# REQUIREMENTS
Without altering anything, repeat each of the records.
---------------
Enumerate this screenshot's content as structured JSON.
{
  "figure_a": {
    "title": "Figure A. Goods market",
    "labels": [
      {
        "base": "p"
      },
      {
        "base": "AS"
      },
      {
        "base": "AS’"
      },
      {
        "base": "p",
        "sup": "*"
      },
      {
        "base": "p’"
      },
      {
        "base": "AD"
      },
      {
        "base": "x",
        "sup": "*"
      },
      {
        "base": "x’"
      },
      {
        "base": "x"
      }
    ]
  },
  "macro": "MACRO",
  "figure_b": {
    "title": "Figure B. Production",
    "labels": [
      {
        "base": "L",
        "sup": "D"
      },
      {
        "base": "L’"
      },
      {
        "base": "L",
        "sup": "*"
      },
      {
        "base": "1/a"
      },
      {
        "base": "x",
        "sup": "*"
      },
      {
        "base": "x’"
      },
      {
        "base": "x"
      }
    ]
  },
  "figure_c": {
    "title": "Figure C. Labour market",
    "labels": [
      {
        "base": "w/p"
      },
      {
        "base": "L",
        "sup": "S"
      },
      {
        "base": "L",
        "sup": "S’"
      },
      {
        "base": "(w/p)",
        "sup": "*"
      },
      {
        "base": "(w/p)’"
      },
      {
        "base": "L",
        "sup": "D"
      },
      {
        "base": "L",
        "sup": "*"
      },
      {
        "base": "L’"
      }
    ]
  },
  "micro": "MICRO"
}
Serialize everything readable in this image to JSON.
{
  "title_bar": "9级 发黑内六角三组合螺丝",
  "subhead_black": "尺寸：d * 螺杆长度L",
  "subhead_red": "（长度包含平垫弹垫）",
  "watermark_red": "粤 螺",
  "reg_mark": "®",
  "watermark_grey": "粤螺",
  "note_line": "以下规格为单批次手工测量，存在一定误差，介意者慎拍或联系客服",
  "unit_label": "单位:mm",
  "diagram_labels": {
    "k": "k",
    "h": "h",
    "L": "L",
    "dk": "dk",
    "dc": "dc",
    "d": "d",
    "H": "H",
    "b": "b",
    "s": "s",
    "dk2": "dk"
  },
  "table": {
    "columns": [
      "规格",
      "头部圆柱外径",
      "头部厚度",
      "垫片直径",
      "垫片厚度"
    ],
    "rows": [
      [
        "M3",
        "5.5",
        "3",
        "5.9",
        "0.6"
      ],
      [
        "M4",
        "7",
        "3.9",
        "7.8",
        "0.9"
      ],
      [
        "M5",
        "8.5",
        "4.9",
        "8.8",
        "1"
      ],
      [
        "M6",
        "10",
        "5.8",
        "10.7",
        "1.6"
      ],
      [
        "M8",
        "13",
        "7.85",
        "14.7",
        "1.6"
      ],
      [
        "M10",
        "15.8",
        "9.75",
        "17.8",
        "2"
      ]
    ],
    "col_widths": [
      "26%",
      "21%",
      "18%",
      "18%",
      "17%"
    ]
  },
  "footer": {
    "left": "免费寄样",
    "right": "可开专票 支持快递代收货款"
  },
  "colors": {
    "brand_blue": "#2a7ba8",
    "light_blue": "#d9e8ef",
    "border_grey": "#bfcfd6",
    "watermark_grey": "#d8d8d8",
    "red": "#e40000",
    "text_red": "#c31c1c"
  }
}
---------------
# THE RESPONSE
Enumerate this screenshot's content as structured JSON.
{
  "figure_a": {
    "title": "Figure A. Goods market",
    "labels": [
      {
        "base": "p"
      },
      {
        "base": "AS"
      },
      {
        "base": "AS’"
      },
      {
        "base": "p",
        "sup": "*"
      },
      {
        "base": "p’"
      },
      {
        "base": "AD"
      },
      {
        "base": "x",
        "sup": "*"
      },
      {
        "base": "x’"
      },
      {
        "base": "x"
      }
    ]
  },
  "macro": "MACRO",
  "figure_b": {
    "title": "Figure B. Production",
    "labels": [
      {
        "base": "L",
        "sup": "D"
      },
      {
        "base": "L’"
      },
      {
        "base": "L",
        "sup": "*"
      },
      {
        "base": "1/a"
      },
      {
        "base": "x",
        "sup": "*"
      },
      {
        "base": "x’"
      },
      {
        "base": "x"
      }
    ]
  },
  "figure_c": {
    "title": "Figure C. Labour market",
    "labels": [
      {
        "base": "w/p"
      },
      {
        "base": "L",
        "sup": "S"
      },
      {
        "base": "L",
        "sup": "S’"
      },
      {
        "base": "(w/p)",
        "sup": "*"
      },
      {
        "base": "(w/p)’"
      },
      {
        "base": "L",
        "sup": "D"
      },
      {
        "base": "L",
        "sup": "*"
      },
      {
        "base": "L’"
      }
    ]
  },
  "micro": "MICRO"
}
Serialize everything readable in this image to JSON.
{
  "title_bar": "9级 发黑内六角三组合螺丝",
  "subhead_black": "尺寸：d * 螺杆长度L",
  "subhead_red": "（长度包含平垫弹垫）",
  "watermark_red": "粤 螺",
  "reg_mark": "®",
  "watermark_grey": "粤螺",
  "note_line": "以下规格为单批次手工测量，存在一定误差，介意者慎拍或联系客服",
  "unit_label": "单位:mm",
  "diagram_labels": {
    "k": "k",
    "h": "h",
    "L": "L",
    "dk": "dk",
    "dc": "dc",
    "d": "d",
    "H": "H",
    "b": "b",
    "s": "s",
    "dk2": "dk"
  },
  "table": {
    "columns": [
      "规格",
      "头部圆柱外径",
      "头部厚度",
      "垫片直径",
      "垫片厚度"
    ],
    "rows": [
      [
        "M3",
        "5.5",
        "3",
        "5.9",
        "0.6"
      ],
      [
        "M4",
        "7",
        "3.9",
        "7.8",
        "0.9"
      ],
      [
        "M5",
        "8.5",
        "4.9",
        "8.8",
        "1"
      ],
      [
        "M6",
        "10",
        "5.8",
        "10.7",
        "1.6"
      ],
      [
        "M8",
        "13",
        "7.85",
        "14.7",
        "1.6"
      ],
      [
        "M10",
        "15.8",
        "9.75",
        "17.8",
        "2"
      ]
    ],
    "col_widths": [
      "26%",
      "21%",
      "18%",
      "18%",
      "17%"
    ]
  },
  "footer": {
    "left": "免费寄样",
    "right": "可开专票 支持快递代收货款"
  },
  "colors": {
    "brand_blue": "#2a7ba8",
    "light_blue": "#d9e8ef",
    "border_grey": "#bfcfd6",
    "watermark_grey": "#d8d8d8",
    "red": "#e40000",
    "text_red": "#c31c1c"
  }
}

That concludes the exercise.